--- Begin Data supplied ---
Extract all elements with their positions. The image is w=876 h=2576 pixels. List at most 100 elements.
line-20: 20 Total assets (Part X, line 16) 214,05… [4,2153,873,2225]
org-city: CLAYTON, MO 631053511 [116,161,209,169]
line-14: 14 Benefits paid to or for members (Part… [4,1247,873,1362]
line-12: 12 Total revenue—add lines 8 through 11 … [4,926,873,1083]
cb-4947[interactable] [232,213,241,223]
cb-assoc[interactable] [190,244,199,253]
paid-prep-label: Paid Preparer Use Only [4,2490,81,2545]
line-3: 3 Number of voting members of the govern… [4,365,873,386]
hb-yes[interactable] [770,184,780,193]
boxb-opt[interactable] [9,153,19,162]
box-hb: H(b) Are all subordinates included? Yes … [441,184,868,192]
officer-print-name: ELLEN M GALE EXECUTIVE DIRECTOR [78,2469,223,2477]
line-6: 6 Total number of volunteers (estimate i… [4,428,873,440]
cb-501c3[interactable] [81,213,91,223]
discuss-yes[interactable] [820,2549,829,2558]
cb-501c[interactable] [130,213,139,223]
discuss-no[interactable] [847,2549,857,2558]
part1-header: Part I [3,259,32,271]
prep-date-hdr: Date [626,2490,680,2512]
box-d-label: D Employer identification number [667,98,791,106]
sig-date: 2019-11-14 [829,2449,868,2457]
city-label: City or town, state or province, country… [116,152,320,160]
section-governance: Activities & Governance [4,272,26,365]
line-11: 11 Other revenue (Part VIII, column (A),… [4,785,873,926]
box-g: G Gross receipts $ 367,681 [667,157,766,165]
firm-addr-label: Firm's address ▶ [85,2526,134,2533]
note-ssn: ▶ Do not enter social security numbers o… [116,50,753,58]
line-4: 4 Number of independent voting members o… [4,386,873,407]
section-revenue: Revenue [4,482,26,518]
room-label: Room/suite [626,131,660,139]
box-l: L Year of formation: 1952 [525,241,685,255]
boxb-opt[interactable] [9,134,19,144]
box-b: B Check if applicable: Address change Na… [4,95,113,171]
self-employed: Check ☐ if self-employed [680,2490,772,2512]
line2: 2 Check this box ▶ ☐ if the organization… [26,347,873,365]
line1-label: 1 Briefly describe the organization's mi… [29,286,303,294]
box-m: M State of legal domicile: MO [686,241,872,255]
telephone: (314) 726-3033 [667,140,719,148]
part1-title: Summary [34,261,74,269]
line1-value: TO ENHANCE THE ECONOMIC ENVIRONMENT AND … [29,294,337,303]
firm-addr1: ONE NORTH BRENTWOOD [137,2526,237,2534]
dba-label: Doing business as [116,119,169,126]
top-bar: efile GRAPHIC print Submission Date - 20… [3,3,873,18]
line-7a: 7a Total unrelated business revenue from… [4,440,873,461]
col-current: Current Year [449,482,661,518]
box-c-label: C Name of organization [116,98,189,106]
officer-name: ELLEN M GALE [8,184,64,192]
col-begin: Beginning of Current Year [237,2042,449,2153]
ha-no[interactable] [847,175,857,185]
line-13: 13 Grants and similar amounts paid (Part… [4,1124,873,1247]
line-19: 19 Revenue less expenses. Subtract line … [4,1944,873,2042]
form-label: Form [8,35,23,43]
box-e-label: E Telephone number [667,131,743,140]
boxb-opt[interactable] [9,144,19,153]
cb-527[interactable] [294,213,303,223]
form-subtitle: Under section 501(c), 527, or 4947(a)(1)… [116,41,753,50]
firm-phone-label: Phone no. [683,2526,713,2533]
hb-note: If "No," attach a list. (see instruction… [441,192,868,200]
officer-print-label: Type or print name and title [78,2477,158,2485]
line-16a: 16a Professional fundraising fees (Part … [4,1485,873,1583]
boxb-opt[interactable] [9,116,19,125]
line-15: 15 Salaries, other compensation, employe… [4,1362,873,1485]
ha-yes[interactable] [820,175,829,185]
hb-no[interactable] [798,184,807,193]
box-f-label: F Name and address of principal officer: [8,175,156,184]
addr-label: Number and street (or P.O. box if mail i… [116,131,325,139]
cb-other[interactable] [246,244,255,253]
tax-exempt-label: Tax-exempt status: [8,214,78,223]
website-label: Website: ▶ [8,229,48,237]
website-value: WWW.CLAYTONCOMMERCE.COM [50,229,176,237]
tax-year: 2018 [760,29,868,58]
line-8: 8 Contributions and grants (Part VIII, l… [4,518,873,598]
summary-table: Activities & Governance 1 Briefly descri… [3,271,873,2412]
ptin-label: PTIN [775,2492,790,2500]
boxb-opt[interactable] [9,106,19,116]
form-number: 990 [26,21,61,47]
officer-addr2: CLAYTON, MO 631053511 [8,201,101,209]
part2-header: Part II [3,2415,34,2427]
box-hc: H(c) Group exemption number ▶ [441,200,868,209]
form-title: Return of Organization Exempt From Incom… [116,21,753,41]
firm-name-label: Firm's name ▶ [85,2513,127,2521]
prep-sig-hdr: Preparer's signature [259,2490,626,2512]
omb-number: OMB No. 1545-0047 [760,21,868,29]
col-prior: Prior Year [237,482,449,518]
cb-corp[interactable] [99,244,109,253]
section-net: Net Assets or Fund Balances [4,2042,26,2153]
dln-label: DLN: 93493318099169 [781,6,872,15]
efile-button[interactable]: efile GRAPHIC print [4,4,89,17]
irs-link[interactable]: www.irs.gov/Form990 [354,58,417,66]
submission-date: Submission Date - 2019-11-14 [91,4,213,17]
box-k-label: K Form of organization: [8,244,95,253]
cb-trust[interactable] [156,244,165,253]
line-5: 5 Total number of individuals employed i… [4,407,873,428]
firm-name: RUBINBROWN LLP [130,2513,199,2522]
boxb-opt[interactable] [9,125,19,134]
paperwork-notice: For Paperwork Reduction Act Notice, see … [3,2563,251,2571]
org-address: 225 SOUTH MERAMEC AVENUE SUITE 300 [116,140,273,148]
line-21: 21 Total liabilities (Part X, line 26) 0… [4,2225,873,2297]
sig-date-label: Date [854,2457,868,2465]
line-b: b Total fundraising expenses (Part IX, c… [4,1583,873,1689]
--- End Data supplied ---
▶ **Exercise aim**: Reproduce every entry above verbatim, line for line.

▶ **Answer for the task**:
Extract all elements with their positions. The image is w=876 h=2576 pixels. List at most 100 elements.
line-20: 20 Total assets (Part X, line 16) 214,05… [4,2153,873,2225]
org-city: CLAYTON, MO 631053511 [116,161,209,169]
line-14: 14 Benefits paid to or for members (Part… [4,1247,873,1362]
line-12: 12 Total revenue—add lines 8 through 11 … [4,926,873,1083]
cb-4947[interactable] [232,213,241,223]
cb-assoc[interactable] [190,244,199,253]
paid-prep-label: Paid Preparer Use Only [4,2490,81,2545]
line-3: 3 Number of voting members of the govern… [4,365,873,386]
hb-yes[interactable] [770,184,780,193]
boxb-opt[interactable] [9,153,19,162]
box-hb: H(b) Are all subordinates included? Yes … [441,184,868,192]
officer-print-name: ELLEN M GALE EXECUTIVE DIRECTOR [78,2469,223,2477]
line-6: 6 Total number of volunteers (estimate i… [4,428,873,440]
cb-501c3[interactable] [81,213,91,223]
discuss-yes[interactable] [820,2549,829,2558]
cb-501c[interactable] [130,213,139,223]
discuss-no[interactable] [847,2549,857,2558]
part1-header: Part I [3,259,32,271]
prep-date-hdr: Date [626,2490,680,2512]
box-d-label: D Employer identification number [667,98,791,106]
sig-date: 2019-11-14 [829,2449,868,2457]
city-label: City or town, state or province, country… [116,152,320,160]
section-governance: Activities & Governance [4,272,26,365]
line-11: 11 Other revenue (Part VIII, column (A),… [4,785,873,926]
box-g: G Gross receipts $ 367,681 [667,157,766,165]
firm-addr-label: Firm's address ▶ [85,2526,134,2533]
note-ssn: ▶ Do not enter social security numbers o… [116,50,753,58]
line-4: 4 Number of independent voting members o… [4,386,873,407]
section-revenue: Revenue [4,482,26,518]
room-label: Room/suite [626,131,660,139]
box-l: L Year of formation: 1952 [525,241,685,255]
boxb-opt[interactable] [9,134,19,144]
box-b: B Check if applicable: Address change Na… [4,95,113,171]
self-employed: Check ☐ if self-employed [680,2490,772,2512]
line2: 2 Check this box ▶ ☐ if the organization… [26,347,873,365]
line1-label: 1 Briefly describe the organization's mi… [29,286,303,294]
box-m: M State of legal domicile: MO [686,241,872,255]
telephone: (314) 726-3033 [667,140,719,148]
part1-title: Summary [34,261,74,269]
line1-value: TO ENHANCE THE ECONOMIC ENVIRONMENT AND … [29,294,337,303]
firm-addr1: ONE NORTH BRENTWOOD [137,2526,237,2534]
dba-label: Doing business as [116,119,169,126]
top-bar: efile GRAPHIC print Submission Date - 20… [3,3,873,18]
line-7a: 7a Total unrelated business revenue from… [4,440,873,461]
col-current: Current Year [449,482,661,518]
box-c-label: C Name of organization [116,98,189,106]
officer-name: ELLEN M GALE [8,184,64,192]
col-begin: Beginning of Current Year [237,2042,449,2153]
ha-no[interactable] [847,175,857,185]
line-13: 13 Grants and similar amounts paid (Part… [4,1124,873,1247]
line-19: 19 Revenue less expenses. Subtract line … [4,1944,873,2042]
form-label: Form [8,35,23,43]
box-e-label: E Telephone number [667,131,743,140]
boxb-opt[interactable] [9,144,19,153]
cb-527[interactable] [294,213,303,223]
form-subtitle: Under section 501(c), 527, or 4947(a)(1)… [116,41,753,50]
firm-phone-label: Phone no. [683,2526,713,2533]
hb-note: If "No," attach a list. (see instruction… [441,192,868,200]
officer-print-label: Type or print name and title [78,2477,158,2485]
line-16a: 16a Professional fundraising fees (Part … [4,1485,873,1583]
boxb-opt[interactable] [9,116,19,125]
line-15: 15 Salaries, other compensation, employe… [4,1362,873,1485]
ha-yes[interactable] [820,175,829,185]
hb-no[interactable] [798,184,807,193]
box-f-label: F Name and address of principal officer: [8,175,156,184]
addr-label: Number and street (or P.O. box if mail i… [116,131,325,139]
cb-other[interactable] [246,244,255,253]
tax-exempt-label: Tax-exempt status: [8,214,78,223]
website-label: Website: ▶ [8,229,48,237]
website-value: WWW.CLAYTONCOMMERCE.COM [50,229,176,237]
tax-year: 2018 [760,29,868,58]
line-8: 8 Contributions and grants (Part VIII, l… [4,518,873,598]
summary-table: Activities & Governance 1 Briefly descri… [3,271,873,2412]
ptin-label: PTIN [775,2492,790,2500]
boxb-opt[interactable] [9,106,19,116]
form-number: 990 [26,21,61,47]
officer-addr2: CLAYTON, MO 631053511 [8,201,101,209]
part2-header: Part II [3,2415,34,2427]
box-hc: H(c) Group exemption number ▶ [441,200,868,209]
form-title: Return of Organization Exempt From Incom… [116,21,753,41]
firm-name-label: Firm's name ▶ [85,2513,127,2521]
prep-sig-hdr: Preparer's signature [259,2490,626,2512]
omb-number: OMB No. 1545-0047 [760,21,868,29]
col-prior: Prior Year [237,482,449,518]
cb-corp[interactable] [99,244,109,253]
section-net: Net Assets or Fund Balances [4,2042,26,2153]
dln-label: DLN: 93493318099169 [781,6,872,15]
efile-button[interactable]: efile GRAPHIC print [4,4,89,17]
irs-link[interactable]: www.irs.gov/Form990 [354,58,417,66]
submission-date: Submission Date - 2019-11-14 [91,4,213,17]
box-k-label: K Form of organization: [8,244,95,253]
cb-trust[interactable] [156,244,165,253]
line-5: 5 Total number of individuals employed i… [4,407,873,428]
firm-name: RUBINBROWN LLP [130,2513,199,2522]
boxb-opt[interactable] [9,125,19,134]
paperwork-notice: For Paperwork Reduction Act Notice, see … [3,2563,251,2571]
org-address: 225 SOUTH MERAMEC AVENUE SUITE 300 [116,140,273,148]
line-21: 21 Total liabilities (Part X, line 26) 0… [4,2225,873,2297]
sig-date-label: Date [854,2457,868,2465]
line-b: b Total fundraising expenses (Part IX, c… [4,1583,873,1689]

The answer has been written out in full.